One of the administrators of the private Christian school, Terry Cox, came before the board at its meeting last Wednesday.
“We have been operating at Calvary Baptist Church, and we’re trying to meet all the provisions to be in compliance with the town of Shallotte. We’ve worked out those issues with the fire marshal, and now we’re requesting to operate in that facility to continue educating these children,” Cox said.
The school now serves about 60 students in kindergarten through ninth grade, and Cox said the school’s board of directors has no plans to expand the school while it’s still housed at Calvary.
Town administrator Paul Sabiston told the board school officials need to pay a capital reserve fee of $50 per student due to the increased use of the facilities.
The board approved the conditional use pending payment of the fees.
Also on Wednesday, aldermen tabled a vote on a planned building group design for Walgreens, planned for 4535 Main St., the site of the old Jones store.
Alderman John Kinlaw questioned engineer Elizabeth Nelson, representing the developer, about the lack of space for trucks unloading in the back of the store.
“How are the trucks going to unload without blocking access to the entrance,” Kinlaw asked.
Nelson said she did not have that information, but she thought the Walgreens Co. had it in their plans.
Alderman Walt Eccard questioned the plan for parking in the front of the store.
“Our vision plan is going to contemplate buildings closer to the street and parking in the rear rather than in the front,” he explained.

- [Dataset entries]
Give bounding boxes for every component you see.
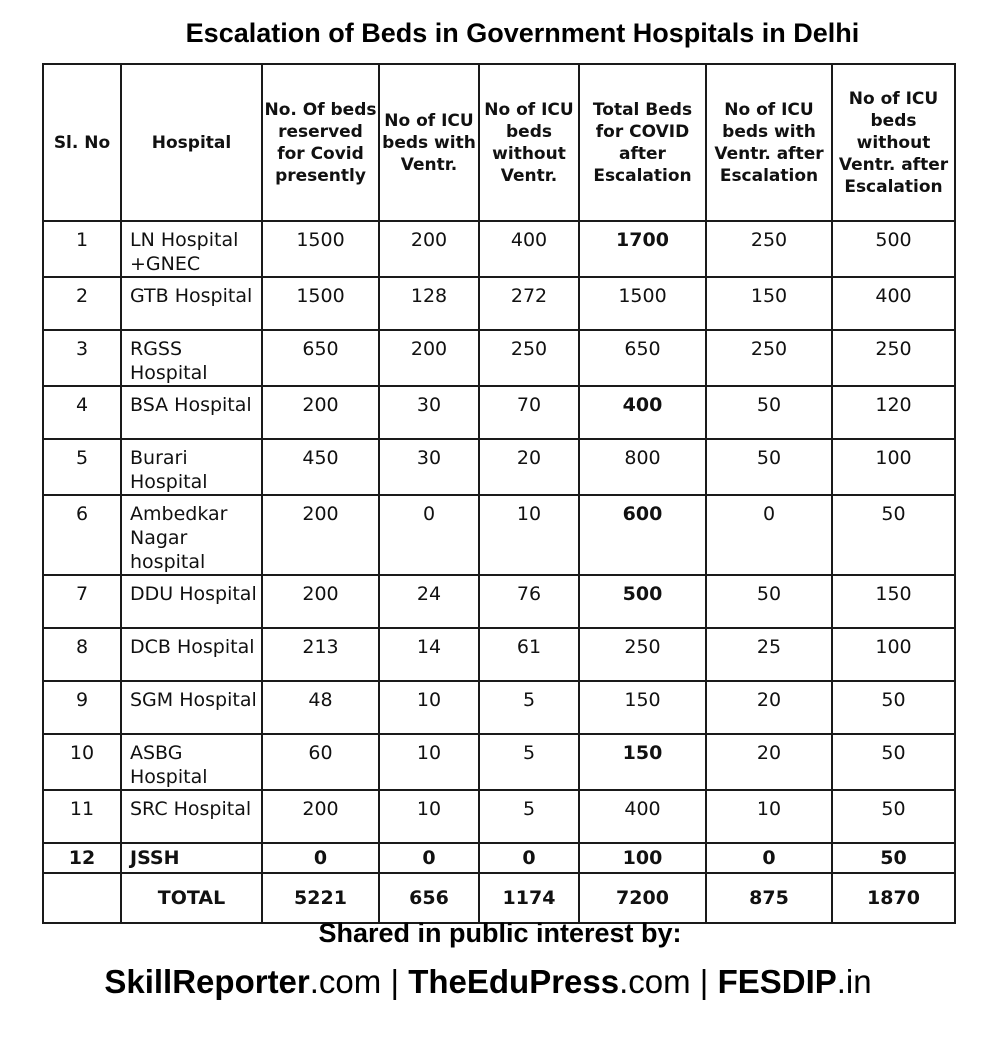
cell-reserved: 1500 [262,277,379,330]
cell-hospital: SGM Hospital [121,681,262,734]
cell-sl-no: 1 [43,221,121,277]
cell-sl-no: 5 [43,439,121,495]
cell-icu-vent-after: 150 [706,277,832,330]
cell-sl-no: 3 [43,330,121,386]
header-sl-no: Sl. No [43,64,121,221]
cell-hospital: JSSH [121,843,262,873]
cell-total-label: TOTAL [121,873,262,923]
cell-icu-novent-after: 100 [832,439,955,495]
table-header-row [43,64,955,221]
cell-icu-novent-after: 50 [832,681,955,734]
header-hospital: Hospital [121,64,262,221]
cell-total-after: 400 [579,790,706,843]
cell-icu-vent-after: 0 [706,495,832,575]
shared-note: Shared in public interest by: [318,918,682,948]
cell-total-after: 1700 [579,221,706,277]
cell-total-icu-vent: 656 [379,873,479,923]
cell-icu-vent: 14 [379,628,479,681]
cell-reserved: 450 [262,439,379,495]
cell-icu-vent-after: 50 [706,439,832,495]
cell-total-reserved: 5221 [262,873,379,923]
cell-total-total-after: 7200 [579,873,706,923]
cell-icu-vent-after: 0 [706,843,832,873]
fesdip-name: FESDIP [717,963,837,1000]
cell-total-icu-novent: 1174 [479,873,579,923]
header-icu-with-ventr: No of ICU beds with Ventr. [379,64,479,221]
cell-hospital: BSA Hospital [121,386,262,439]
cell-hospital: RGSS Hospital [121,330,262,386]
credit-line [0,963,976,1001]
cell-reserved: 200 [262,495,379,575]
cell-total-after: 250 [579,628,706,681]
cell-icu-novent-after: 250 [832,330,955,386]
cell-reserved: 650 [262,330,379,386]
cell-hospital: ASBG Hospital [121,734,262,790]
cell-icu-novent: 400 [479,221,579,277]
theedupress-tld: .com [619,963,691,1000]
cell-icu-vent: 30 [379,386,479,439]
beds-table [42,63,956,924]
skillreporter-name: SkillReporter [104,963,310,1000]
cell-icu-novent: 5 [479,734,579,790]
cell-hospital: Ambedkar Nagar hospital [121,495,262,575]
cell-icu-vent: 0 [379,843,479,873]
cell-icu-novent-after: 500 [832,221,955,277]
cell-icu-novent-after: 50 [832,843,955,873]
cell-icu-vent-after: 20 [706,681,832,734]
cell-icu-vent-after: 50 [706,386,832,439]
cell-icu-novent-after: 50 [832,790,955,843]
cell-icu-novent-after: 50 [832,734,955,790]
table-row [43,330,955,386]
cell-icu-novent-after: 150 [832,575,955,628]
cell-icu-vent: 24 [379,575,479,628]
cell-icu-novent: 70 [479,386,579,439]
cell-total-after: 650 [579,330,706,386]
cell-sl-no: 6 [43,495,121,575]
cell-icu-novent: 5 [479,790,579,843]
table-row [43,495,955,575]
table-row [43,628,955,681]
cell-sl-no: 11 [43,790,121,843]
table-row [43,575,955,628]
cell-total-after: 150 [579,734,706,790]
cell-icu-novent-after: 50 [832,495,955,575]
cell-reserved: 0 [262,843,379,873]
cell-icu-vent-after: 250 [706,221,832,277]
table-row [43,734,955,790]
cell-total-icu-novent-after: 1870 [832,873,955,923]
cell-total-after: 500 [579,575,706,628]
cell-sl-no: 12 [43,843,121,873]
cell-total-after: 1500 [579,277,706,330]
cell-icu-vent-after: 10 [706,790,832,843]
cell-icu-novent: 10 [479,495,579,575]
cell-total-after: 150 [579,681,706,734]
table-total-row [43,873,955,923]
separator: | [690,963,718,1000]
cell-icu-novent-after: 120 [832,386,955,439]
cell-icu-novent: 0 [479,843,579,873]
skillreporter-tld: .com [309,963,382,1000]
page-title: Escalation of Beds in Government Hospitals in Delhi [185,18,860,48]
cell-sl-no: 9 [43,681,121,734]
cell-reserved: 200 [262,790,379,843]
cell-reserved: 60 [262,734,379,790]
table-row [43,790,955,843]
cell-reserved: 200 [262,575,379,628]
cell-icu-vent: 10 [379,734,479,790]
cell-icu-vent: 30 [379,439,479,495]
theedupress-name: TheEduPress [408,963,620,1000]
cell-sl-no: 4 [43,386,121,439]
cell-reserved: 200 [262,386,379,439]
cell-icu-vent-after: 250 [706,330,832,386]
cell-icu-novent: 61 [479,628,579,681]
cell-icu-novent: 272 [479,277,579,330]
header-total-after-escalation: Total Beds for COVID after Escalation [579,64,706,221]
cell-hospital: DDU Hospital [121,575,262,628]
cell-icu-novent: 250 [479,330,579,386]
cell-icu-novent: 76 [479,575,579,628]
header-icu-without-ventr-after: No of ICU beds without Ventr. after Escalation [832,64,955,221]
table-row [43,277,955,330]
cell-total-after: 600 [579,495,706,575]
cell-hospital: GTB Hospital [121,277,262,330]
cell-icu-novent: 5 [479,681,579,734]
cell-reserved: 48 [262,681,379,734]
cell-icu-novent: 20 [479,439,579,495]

- [What you will do]
(a) List every person named in the Shallotte board meeting report above.
(b) Continue the Shallotte board meeting report from the point where it ends.

- [Expected answers]
(a) Terry Cox, Paul Sabiston, John Kinlaw, Elizabeth Nelson, Walt Eccard

(b)
“We haven’t adopted it yet, but I hate to approve a major new building when we’re very close to having a vision plan that says this is not the direction the town wants to go.”
Nelson explained both the site and landscaping plans were originally approved for the project in 2004, and the developer has kept in contact with town staff since then to make sure they were doing everything right.
“We did not build right away because of the [planned] Smith Avenue extension,” Nelson said. “They have been in contact on a regular basis all along with town staff and were under the impression they were fine for all their approvals. They have all their permits. They are ready to construct. They have pulled their permit from the town for demolition.”
Nelson said they were asked last month to “please revisit the planned building group.”
“We have all the permits from state stormwater, erosion control, N.C. DOT, and we’re ready to start construction. This was a surprise to the developer.”
Sabiston interjected they were told to come back “because their approval expired 18 months ago.”
“The record is clear. They got one extension with no problem, and that expired about 18 months ago,” he said.
Sabiston said Nelson was implying it was the town’s fault, which she denied.
He informed the aldermen even if the plans meet the town ordinances, the board has the authority to change something if it should be changed.
“There’s more than one way to meet the ordinance,” he said.
Finally, the aldermen asked Nelson to come back with all the information about the loading area at the May 27 pre-agenda meeting.
Eccard said he believed the long-planned project should go forward but warned, “In the future, anything that doesn’t have parking in the back, I am going to have serious problems with."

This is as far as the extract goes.